**PROBLEM DETAILS:** Return the listing below exactly, with the pictures dropped.

^^^^

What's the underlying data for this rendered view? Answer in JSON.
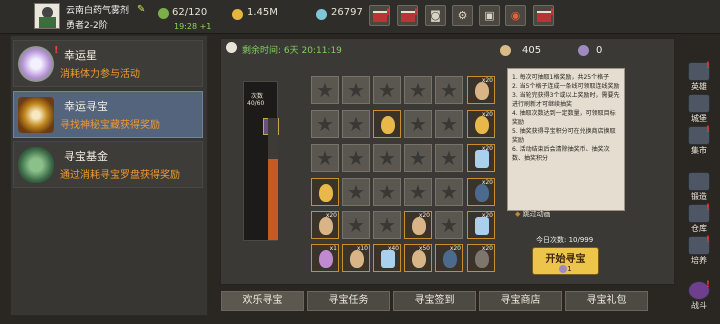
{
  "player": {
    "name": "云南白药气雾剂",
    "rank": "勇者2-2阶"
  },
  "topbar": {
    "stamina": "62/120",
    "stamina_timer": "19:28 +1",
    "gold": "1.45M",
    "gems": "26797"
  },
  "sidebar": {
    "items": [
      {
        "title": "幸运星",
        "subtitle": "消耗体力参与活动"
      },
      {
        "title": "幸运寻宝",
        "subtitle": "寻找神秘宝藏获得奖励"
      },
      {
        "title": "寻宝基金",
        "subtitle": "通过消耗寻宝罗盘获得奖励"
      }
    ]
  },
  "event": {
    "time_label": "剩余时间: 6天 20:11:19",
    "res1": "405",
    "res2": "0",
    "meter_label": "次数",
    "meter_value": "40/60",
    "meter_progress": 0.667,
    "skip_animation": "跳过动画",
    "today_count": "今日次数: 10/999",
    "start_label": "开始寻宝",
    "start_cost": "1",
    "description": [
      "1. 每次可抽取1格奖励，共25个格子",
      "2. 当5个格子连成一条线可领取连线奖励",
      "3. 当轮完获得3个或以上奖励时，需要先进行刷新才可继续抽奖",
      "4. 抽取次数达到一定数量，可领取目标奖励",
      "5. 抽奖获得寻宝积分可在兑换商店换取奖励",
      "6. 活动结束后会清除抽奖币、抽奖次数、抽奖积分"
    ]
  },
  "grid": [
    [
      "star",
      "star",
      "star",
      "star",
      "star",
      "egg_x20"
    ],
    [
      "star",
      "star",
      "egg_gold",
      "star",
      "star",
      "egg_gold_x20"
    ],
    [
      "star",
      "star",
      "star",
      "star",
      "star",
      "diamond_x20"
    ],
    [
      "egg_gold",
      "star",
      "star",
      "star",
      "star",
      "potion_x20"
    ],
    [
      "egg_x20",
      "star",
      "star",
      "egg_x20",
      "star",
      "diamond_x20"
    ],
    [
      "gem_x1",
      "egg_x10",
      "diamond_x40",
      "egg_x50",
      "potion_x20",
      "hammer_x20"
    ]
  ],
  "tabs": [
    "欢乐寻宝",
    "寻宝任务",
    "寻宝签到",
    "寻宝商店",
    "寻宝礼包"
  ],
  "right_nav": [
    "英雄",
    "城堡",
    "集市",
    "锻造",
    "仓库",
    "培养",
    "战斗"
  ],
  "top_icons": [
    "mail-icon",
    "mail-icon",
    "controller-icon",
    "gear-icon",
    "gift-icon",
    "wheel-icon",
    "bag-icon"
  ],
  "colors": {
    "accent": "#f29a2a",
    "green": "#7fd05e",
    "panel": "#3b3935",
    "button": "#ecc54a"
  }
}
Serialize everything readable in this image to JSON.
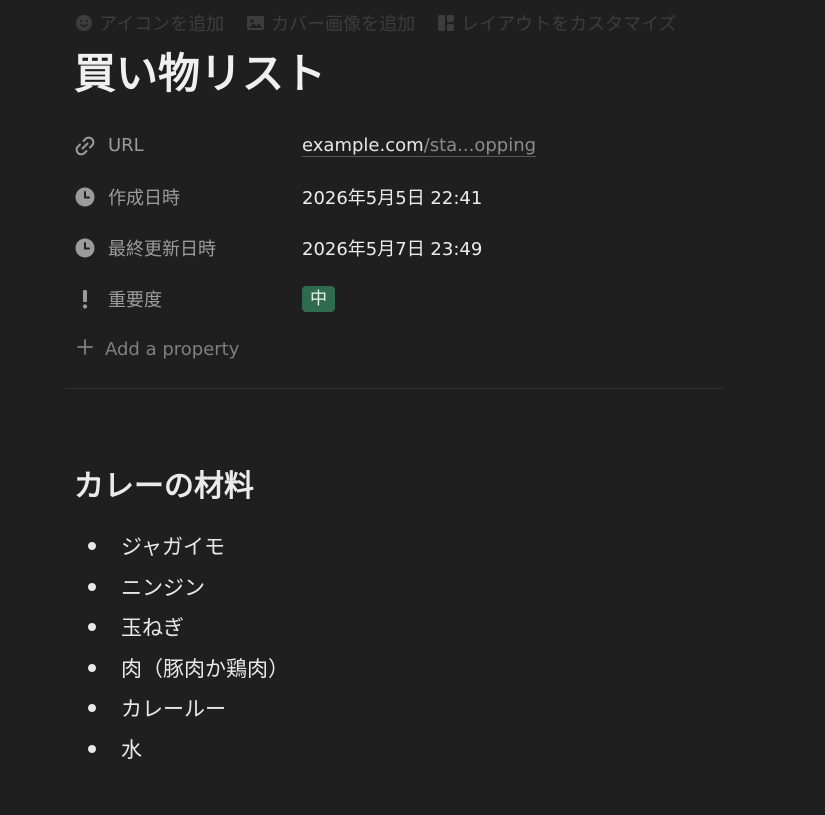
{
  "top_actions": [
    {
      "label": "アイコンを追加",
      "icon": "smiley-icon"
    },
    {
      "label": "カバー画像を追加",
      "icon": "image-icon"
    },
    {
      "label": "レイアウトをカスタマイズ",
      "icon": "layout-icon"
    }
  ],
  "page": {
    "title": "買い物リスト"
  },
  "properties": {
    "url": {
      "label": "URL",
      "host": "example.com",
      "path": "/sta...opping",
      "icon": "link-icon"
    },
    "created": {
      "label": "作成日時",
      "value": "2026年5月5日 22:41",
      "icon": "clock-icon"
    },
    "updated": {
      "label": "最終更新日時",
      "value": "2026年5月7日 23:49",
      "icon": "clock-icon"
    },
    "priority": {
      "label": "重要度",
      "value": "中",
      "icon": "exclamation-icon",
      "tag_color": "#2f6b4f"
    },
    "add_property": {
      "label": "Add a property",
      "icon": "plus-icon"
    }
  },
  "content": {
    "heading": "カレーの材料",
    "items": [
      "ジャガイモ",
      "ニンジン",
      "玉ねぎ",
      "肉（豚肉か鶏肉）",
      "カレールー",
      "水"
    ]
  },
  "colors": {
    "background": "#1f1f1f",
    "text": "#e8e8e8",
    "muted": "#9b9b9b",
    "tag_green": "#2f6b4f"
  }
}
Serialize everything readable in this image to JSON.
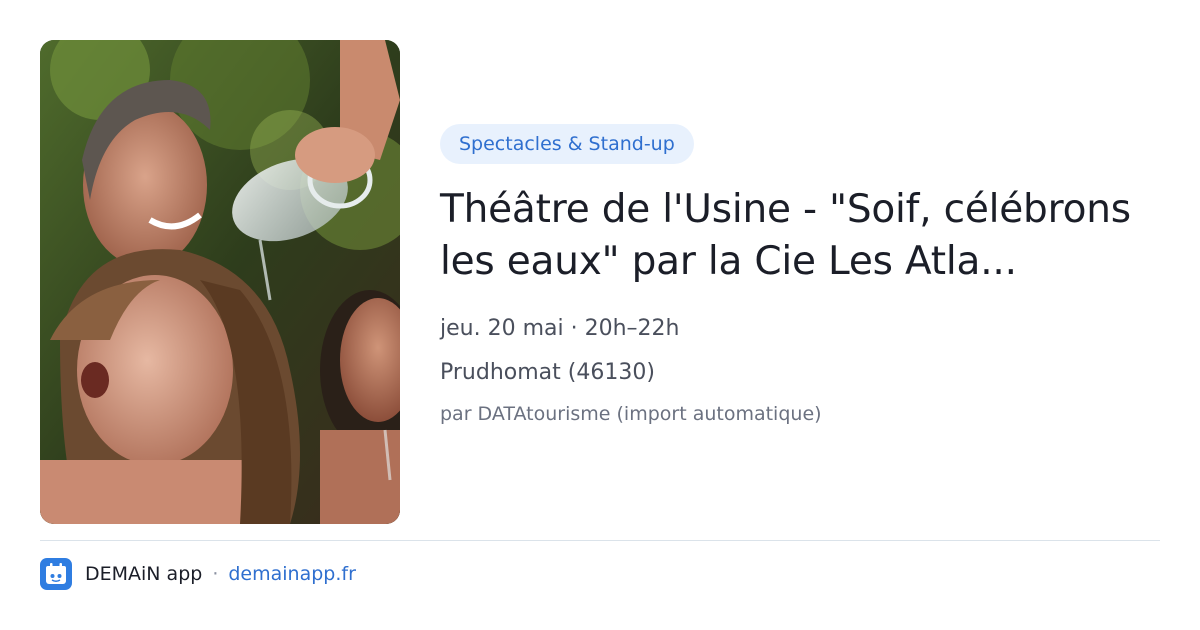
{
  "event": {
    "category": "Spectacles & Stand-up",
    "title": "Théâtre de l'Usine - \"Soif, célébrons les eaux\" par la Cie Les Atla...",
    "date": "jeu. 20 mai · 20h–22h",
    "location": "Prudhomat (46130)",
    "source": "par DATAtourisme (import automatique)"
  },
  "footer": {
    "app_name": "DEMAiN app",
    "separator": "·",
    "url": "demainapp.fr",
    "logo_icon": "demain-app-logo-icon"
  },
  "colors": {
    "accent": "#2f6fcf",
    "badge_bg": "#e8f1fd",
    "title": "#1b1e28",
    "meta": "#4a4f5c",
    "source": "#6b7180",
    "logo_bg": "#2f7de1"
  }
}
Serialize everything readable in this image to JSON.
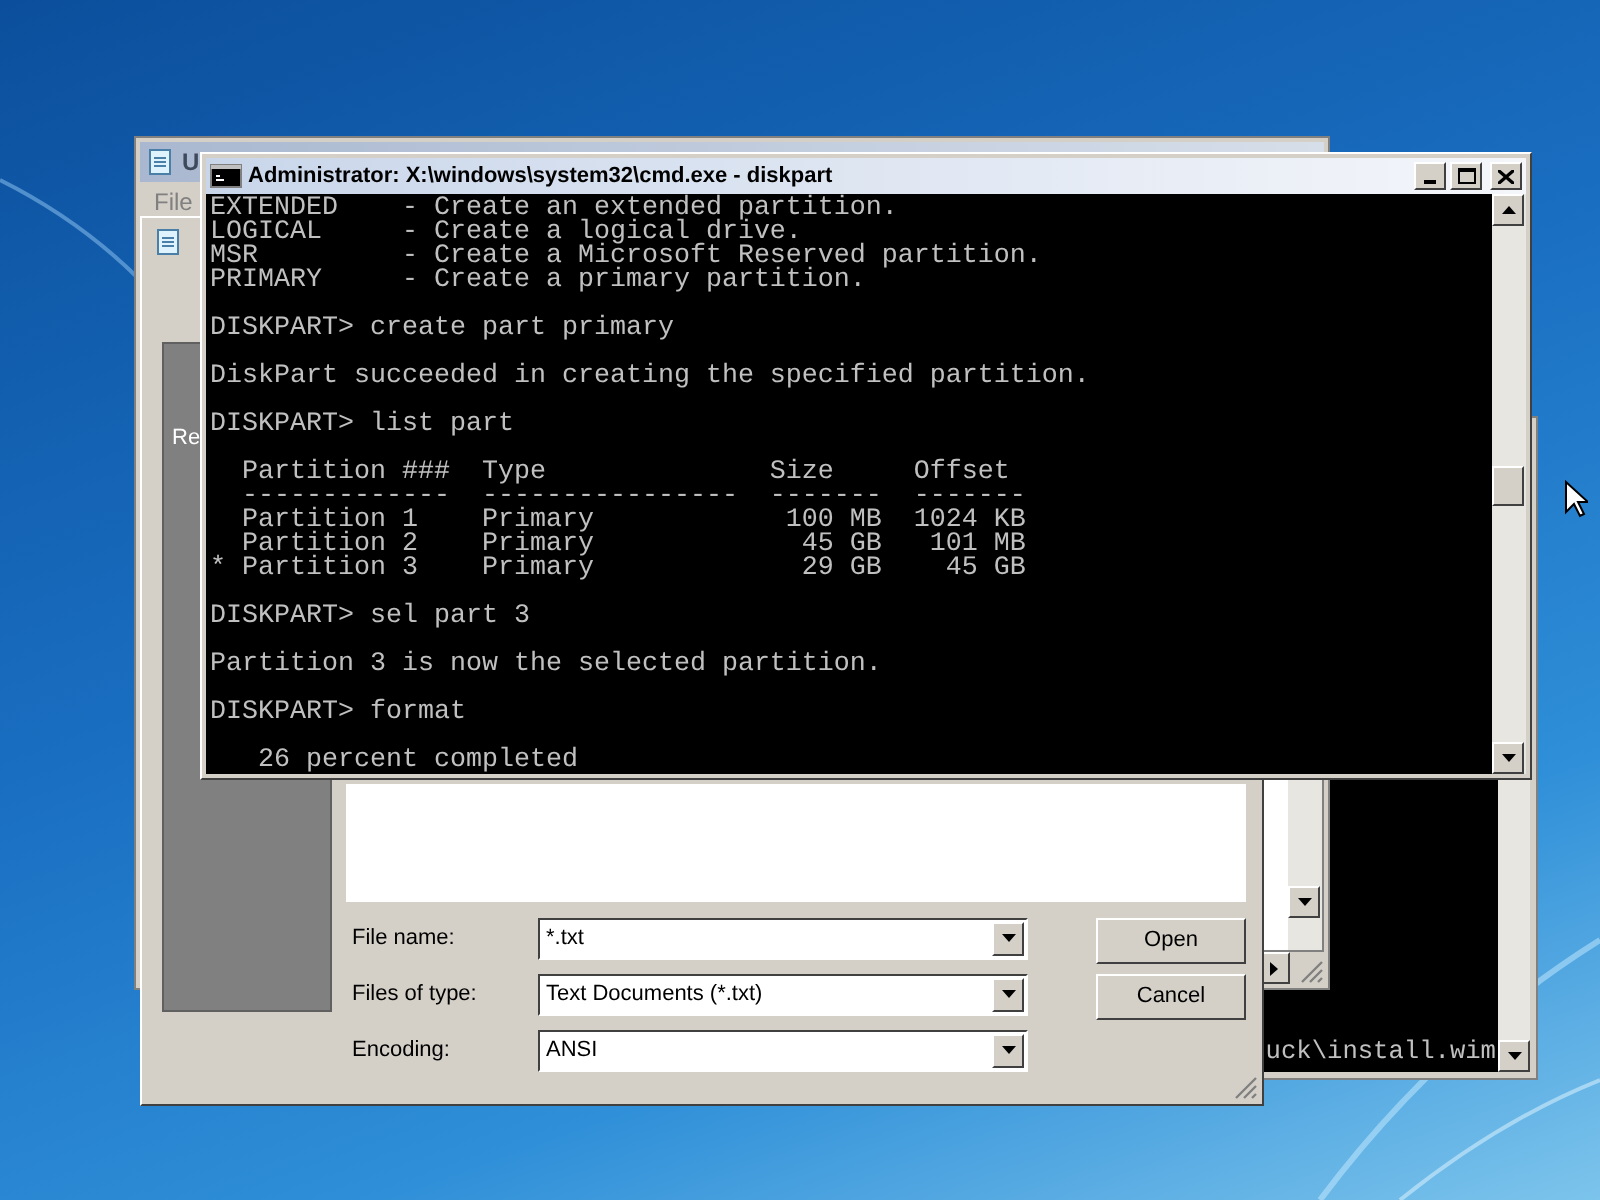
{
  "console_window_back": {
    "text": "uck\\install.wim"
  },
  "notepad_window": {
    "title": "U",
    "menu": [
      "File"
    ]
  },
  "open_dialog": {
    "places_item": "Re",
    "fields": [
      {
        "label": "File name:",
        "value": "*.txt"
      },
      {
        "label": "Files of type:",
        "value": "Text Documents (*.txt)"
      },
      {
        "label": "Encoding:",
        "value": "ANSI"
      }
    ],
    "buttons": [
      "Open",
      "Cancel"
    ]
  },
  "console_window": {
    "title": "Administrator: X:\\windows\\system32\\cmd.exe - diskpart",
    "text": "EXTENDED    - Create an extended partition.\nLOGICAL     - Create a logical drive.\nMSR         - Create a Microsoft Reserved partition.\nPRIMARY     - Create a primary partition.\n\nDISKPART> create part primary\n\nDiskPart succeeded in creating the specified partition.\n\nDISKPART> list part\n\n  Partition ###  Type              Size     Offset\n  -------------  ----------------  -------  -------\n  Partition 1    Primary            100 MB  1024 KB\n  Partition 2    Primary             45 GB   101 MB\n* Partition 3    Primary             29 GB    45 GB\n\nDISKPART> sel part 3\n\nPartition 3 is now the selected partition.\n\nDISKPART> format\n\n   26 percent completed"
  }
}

^^^^

**SOLUTION TO THE EXERCISE:**
What's the underlying data for this rendered view? Answer in JSON.
{
  "player": {
    "name": "云南白药气雾剂",
    "rank": "勇者2-2阶"
  },
  "topbar": {
    "stamina": "62/120",
    "stamina_timer": "19:28 +1",
    "gold": "1.45M",
    "gems": "26797"
  },
  "sidebar": {
    "items": [
      {
        "title": "幸运星",
        "subtitle": "消耗体力参与活动"
      },
      {
        "title": "幸运寻宝",
        "subtitle": "寻找神秘宝藏获得奖励"
      },
      {
        "title": "寻宝基金",
        "subtitle": "通过消耗寻宝罗盘获得奖励"
      }
    ]
  },
  "event": {
    "time_label": "剩余时间: 6天 20:11:19",
    "res1": "405",
    "res2": "0",
    "meter_label": "次数",
    "meter_value": "40/60",
    "meter_progress": 0.667,
    "skip_animation": "跳过动画",
    "today_count": "今日次数: 10/999",
    "start_label": "开始寻宝",
    "start_cost": "1",
    "description": [
      "1. 每次可抽取1格奖励，共25个格子",
      "2. 当5个格子连成一条线可领取连线奖励",
      "3. 当轮完获得3个或以上奖励时，需要先进行刷新才可继续抽奖",
      "4. 抽取次数达到一定数量，可领取目标奖励",
      "5. 抽奖获得寻宝积分可在兑换商店换取奖励",
      "6. 活动结束后会清除抽奖币、抽奖次数、抽奖积分"
    ]
  },
  "grid": [
    [
      "star",
      "star",
      "star",
      "star",
      "star",
      "egg_x20"
    ],
    [
      "star",
      "star",
      "egg_gold",
      "star",
      "star",
      "egg_gold_x20"
    ],
    [
      "star",
      "star",
      "star",
      "star",
      "star",
      "diamond_x20"
    ],
    [
      "egg_gold",
      "star",
      "star",
      "star",
      "star",
      "potion_x20"
    ],
    [
      "egg_x20",
      "star",
      "star",
      "egg_x20",
      "star",
      "diamond_x20"
    ],
    [
      "gem_x1",
      "egg_x10",
      "diamond_x40",
      "egg_x50",
      "potion_x20",
      "hammer_x20"
    ]
  ],
  "tabs": [
    "欢乐寻宝",
    "寻宝任务",
    "寻宝签到",
    "寻宝商店",
    "寻宝礼包"
  ],
  "right_nav": [
    "英雄",
    "城堡",
    "集市",
    "锻造",
    "仓库",
    "培养",
    "战斗"
  ],
  "top_icons": [
    "mail-icon",
    "mail-icon",
    "controller-icon",
    "gear-icon",
    "gift-icon",
    "wheel-icon",
    "bag-icon"
  ],
  "colors": {
    "accent": "#f29a2a",
    "green": "#7fd05e",
    "panel": "#3b3935",
    "button": "#ecc54a"
  }
}
Serialize everything readable in this image to JSON.
{
  "top_actions": [
    {
      "label": "アイコンを追加",
      "icon": "smiley-icon"
    },
    {
      "label": "カバー画像を追加",
      "icon": "image-icon"
    },
    {
      "label": "レイアウトをカスタマイズ",
      "icon": "layout-icon"
    }
  ],
  "page": {
    "title": "買い物リスト"
  },
  "properties": {
    "url": {
      "label": "URL",
      "host": "example.com",
      "path": "/sta...opping",
      "icon": "link-icon"
    },
    "created": {
      "label": "作成日時",
      "value": "2026年5月5日 22:41",
      "icon": "clock-icon"
    },
    "updated": {
      "label": "最終更新日時",
      "value": "2026年5月7日 23:49",
      "icon": "clock-icon"
    },
    "priority": {
      "label": "重要度",
      "value": "中",
      "icon": "exclamation-icon",
      "tag_color": "#2f6b4f"
    },
    "add_property": {
      "label": "Add a property",
      "icon": "plus-icon"
    }
  },
  "content": {
    "heading": "カレーの材料",
    "items": [
      "ジャガイモ",
      "ニンジン",
      "玉ねぎ",
      "肉（豚肉か鶏肉）",
      "カレールー",
      "水"
    ]
  },
  "colors": {
    "background": "#1f1f1f",
    "text": "#e8e8e8",
    "muted": "#9b9b9b",
    "tag_green": "#2f6b4f"
  }
}
Serialize everything readable in this image to JSON.
{
  "event": {
    "category": "Spectacles & Stand-up",
    "title": "Théâtre de l'Usine - \"Soif, célébrons les eaux\" par la Cie Les Atla...",
    "date": "jeu. 20 mai · 20h–22h",
    "location": "Prudhomat (46130)",
    "source": "par DATAtourisme (import automatique)"
  },
  "footer": {
    "app_name": "DEMAiN app",
    "separator": "·",
    "url": "demainapp.fr",
    "logo_icon": "demain-app-logo-icon"
  },
  "colors": {
    "accent": "#2f6fcf",
    "badge_bg": "#e8f1fd",
    "title": "#1b1e28",
    "meta": "#4a4f5c",
    "source": "#6b7180",
    "logo_bg": "#2f7de1"
  }
}
Serialize everything readable in this image to JSON.
{
  "console_window_back": {
    "text": "uck\\install.wim"
  },
  "notepad_window": {
    "title": "U",
    "menu": [
      "File"
    ]
  },
  "open_dialog": {
    "places_item": "Re",
    "fields": [
      {
        "label": "File name:",
        "value": "*.txt"
      },
      {
        "label": "Files of type:",
        "value": "Text Documents (*.txt)"
      },
      {
        "label": "Encoding:",
        "value": "ANSI"
      }
    ],
    "buttons": [
      "Open",
      "Cancel"
    ]
  },
  "console_window": {
    "title": "Administrator: X:\\windows\\system32\\cmd.exe - diskpart",
    "text": "EXTENDED    - Create an extended partition.\nLOGICAL     - Create a logical drive.\nMSR         - Create a Microsoft Reserved partition.\nPRIMARY     - Create a primary partition.\n\nDISKPART> create part primary\n\nDiskPart succeeded in creating the specified partition.\n\nDISKPART> list part\n\n  Partition ###  Type              Size     Offset\n  -------------  ----------------  -------  -------\n  Partition 1    Primary            100 MB  1024 KB\n  Partition 2    Primary             45 GB   101 MB\n* Partition 3    Primary             29 GB    45 GB\n\nDISKPART> sel part 3\n\nPartition 3 is now the selected partition.\n\nDISKPART> format\n\n   26 percent completed"
  }
}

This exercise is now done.